» EXERCISE DESCRIPTION: Change every "Patent image size" in these entries to "Drawing size" and leave the rest of the lines as they are.

» Saved entries:

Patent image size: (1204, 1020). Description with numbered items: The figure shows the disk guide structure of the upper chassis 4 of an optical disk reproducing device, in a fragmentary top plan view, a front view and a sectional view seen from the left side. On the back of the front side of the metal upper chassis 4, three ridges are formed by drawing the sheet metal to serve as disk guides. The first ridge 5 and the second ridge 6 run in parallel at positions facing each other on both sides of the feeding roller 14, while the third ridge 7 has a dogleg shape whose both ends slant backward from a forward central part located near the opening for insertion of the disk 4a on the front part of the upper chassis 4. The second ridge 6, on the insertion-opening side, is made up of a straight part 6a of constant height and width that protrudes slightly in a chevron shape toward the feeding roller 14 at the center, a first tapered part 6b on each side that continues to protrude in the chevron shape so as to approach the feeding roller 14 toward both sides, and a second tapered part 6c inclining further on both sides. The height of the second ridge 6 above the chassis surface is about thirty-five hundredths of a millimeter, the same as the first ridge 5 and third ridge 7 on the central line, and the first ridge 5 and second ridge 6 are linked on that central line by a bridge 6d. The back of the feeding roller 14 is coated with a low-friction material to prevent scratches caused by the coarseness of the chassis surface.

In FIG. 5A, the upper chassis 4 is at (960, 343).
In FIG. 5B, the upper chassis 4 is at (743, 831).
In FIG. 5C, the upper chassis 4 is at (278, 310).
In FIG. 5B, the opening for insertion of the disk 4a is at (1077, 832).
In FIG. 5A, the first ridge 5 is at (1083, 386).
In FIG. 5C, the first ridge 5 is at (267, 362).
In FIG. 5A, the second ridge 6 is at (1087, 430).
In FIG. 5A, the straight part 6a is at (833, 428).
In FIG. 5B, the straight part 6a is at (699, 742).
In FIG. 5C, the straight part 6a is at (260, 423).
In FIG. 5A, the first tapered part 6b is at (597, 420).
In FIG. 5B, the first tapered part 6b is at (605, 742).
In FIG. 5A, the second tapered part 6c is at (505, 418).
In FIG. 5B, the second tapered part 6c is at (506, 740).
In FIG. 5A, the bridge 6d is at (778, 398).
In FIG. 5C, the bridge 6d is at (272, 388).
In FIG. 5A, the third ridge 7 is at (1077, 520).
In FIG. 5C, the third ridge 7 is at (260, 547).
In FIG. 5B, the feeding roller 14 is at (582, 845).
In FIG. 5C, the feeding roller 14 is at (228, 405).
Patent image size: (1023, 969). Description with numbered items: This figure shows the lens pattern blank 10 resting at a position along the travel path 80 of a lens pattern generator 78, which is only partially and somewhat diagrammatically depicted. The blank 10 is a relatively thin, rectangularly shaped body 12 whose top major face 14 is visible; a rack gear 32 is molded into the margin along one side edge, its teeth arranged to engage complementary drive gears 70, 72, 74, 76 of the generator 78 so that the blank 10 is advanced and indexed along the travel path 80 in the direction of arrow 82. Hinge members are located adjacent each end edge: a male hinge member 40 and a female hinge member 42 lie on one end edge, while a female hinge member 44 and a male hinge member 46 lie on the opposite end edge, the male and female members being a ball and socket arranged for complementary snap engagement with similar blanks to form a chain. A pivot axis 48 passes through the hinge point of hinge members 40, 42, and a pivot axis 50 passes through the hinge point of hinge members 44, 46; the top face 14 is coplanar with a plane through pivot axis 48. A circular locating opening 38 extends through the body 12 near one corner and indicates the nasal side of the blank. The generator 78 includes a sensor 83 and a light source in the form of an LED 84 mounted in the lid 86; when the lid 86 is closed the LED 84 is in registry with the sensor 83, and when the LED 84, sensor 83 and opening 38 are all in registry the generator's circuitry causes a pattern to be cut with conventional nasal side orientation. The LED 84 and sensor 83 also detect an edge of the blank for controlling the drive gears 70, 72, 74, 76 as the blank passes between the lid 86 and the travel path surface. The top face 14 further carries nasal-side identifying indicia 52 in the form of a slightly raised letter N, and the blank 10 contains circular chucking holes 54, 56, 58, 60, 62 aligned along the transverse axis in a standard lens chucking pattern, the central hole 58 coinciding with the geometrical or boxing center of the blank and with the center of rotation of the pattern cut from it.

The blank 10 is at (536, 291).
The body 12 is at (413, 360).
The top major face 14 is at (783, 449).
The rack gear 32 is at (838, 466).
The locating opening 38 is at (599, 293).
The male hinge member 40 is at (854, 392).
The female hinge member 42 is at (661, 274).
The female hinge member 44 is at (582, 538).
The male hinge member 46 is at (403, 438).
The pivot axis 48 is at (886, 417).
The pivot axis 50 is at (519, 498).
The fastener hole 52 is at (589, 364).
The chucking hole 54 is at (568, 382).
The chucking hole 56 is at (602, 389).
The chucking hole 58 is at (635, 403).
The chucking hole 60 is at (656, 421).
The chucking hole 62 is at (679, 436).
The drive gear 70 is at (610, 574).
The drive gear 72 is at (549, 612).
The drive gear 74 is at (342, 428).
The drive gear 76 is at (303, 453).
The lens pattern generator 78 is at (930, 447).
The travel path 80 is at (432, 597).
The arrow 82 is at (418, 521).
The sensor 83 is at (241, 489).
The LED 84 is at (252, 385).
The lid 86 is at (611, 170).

» ANSWER TO THIS PROBLEM:
Drawing size: (1204, 1020). Description with numbered items: The figure shows the disk guide structure of the upper chassis 4 of an optical disk reproducing device, in a fragmentary top plan view, a front view and a sectional view seen from the left side. On the back of the front side of the metal upper chassis 4, three ridges are formed by drawing the sheet metal to serve as disk guides. The first ridge 5 and the second ridge 6 run in parallel at positions facing each other on both sides of the feeding roller 14, while the third ridge 7 has a dogleg shape whose both ends slant backward from a forward central part located near the opening for insertion of the disk 4a on the front part of the upper chassis 4. The second ridge 6, on the insertion-opening side, is made up of a straight part 6a of constant height and width that protrudes slightly in a chevron shape toward the feeding roller 14 at the center, a first tapered part 6b on each side that continues to protrude in the chevron shape so as to approach the feeding roller 14 toward both sides, and a second tapered part 6c inclining further on both sides. The height of the second ridge 6 above the chassis surface is about thirty-five hundredths of a millimeter, the same as the first ridge 5 and third ridge 7 on the central line, and the first ridge 5 and second ridge 6 are linked on that central line by a bridge 6d. The back of the feeding roller 14 is coated with a low-friction material to prevent scratches caused by the coarseness of the chassis surface.

In FIG. 5A, the upper chassis 4 is at (960, 343).
In FIG. 5B, the upper chassis 4 is at (743, 831).
In FIG. 5C, the upper chassis 4 is at (278, 310).
In FIG. 5B, the opening for insertion of the disk 4a is at (1077, 832).
In FIG. 5A, the first ridge 5 is at (1083, 386).
In FIG. 5C, the first ridge 5 is at (267, 362).
In FIG. 5A, the second ridge 6 is at (1087, 430).
In FIG. 5A, the straight part 6a is at (833, 428).
In FIG. 5B, the straight part 6a is at (699, 742).
In FIG. 5C, the straight part 6a is at (260, 423).
In FIG. 5A, the first tapered part 6b is at (597, 420).
In FIG. 5B, the first tapered part 6b is at (605, 742).
In FIG. 5A, the second tapered part 6c is at (505, 418).
In FIG. 5B, the second tapered part 6c is at (506, 740).
In FIG. 5A, the bridge 6d is at (778, 398).
In FIG. 5C, the bridge 6d is at (272, 388).
In FIG. 5A, the third ridge 7 is at (1077, 520).
In FIG. 5C, the third ridge 7 is at (260, 547).
In FIG. 5B, the feeding roller 14 is at (582, 845).
In FIG. 5C, the feeding roller 14 is at (228, 405).
Drawing size: (1023, 969). Description with numbered items: This figure shows the lens pattern blank 10 resting at a position along the travel path 80 of a lens pattern generator 78, which is only partially and somewhat diagrammatically depicted. The blank 10 is a relatively thin, rectangularly shaped body 12 whose top major face 14 is visible; a rack gear 32 is molded into the margin along one side edge, its teeth arranged to engage complementary drive gears 70, 72, 74, 76 of the generator 78 so that the blank 10 is advanced and indexed along the travel path 80 in the direction of arrow 82. Hinge members are located adjacent each end edge: a male hinge member 40 and a female hinge member 42 lie on one end edge, while a female hinge member 44 and a male hinge member 46 lie on the opposite end edge, the male and female members being a ball and socket arranged for complementary snap engagement with similar blanks to form a chain. A pivot axis 48 passes through the hinge point of hinge members 40, 42, and a pivot axis 50 passes through the hinge point of hinge members 44, 46; the top face 14 is coplanar with a plane through pivot axis 48. A circular locating opening 38 extends through the body 12 near one corner and indicates the nasal side of the blank. The generator 78 includes a sensor 83 and a light source in the form of an LED 84 mounted in the lid 86; when the lid 86 is closed the LED 84 is in registry with the sensor 83, and when the LED 84, sensor 83 and opening 38 are all in registry the generator's circuitry causes a pattern to be cut with conventional nasal side orientation. The LED 84 and sensor 83 also detect an edge of the blank for controlling the drive gears 70, 72, 74, 76 as the blank passes between the lid 86 and the travel path surface. The top face 14 further carries nasal-side identifying indicia 52 in the form of a slightly raised letter N, and the blank 10 contains circular chucking holes 54, 56, 58, 60, 62 aligned along the transverse axis in a standard lens chucking pattern, the central hole 58 coinciding with the geometrical or boxing center of the blank and with the center of rotation of the pattern cut from it.

The blank 10 is at (536, 291).
The body 12 is at (413, 360).
The top major face 14 is at (783, 449).
The rack gear 32 is at (838, 466).
The locating opening 38 is at (599, 293).
The male hinge member 40 is at (854, 392).
The female hinge member 42 is at (661, 274).
The female hinge member 44 is at (582, 538).
The male hinge member 46 is at (403, 438).
The pivot axis 48 is at (886, 417).
The pivot axis 50 is at (519, 498).
The fastener hole 52 is at (589, 364).
The chucking hole 54 is at (568, 382).
The chucking hole 56 is at (602, 389).
The chucking hole 58 is at (635, 403).
The chucking hole 60 is at (656, 421).
The chucking hole 62 is at (679, 436).
The drive gear 70 is at (610, 574).
The drive gear 72 is at (549, 612).
The drive gear 74 is at (342, 428).
The drive gear 76 is at (303, 453).
The lens pattern generator 78 is at (930, 447).
The travel path 80 is at (432, 597).
The arrow 82 is at (418, 521).
The sensor 83 is at (241, 489).
The LED 84 is at (252, 385).
The lid 86 is at (611, 170).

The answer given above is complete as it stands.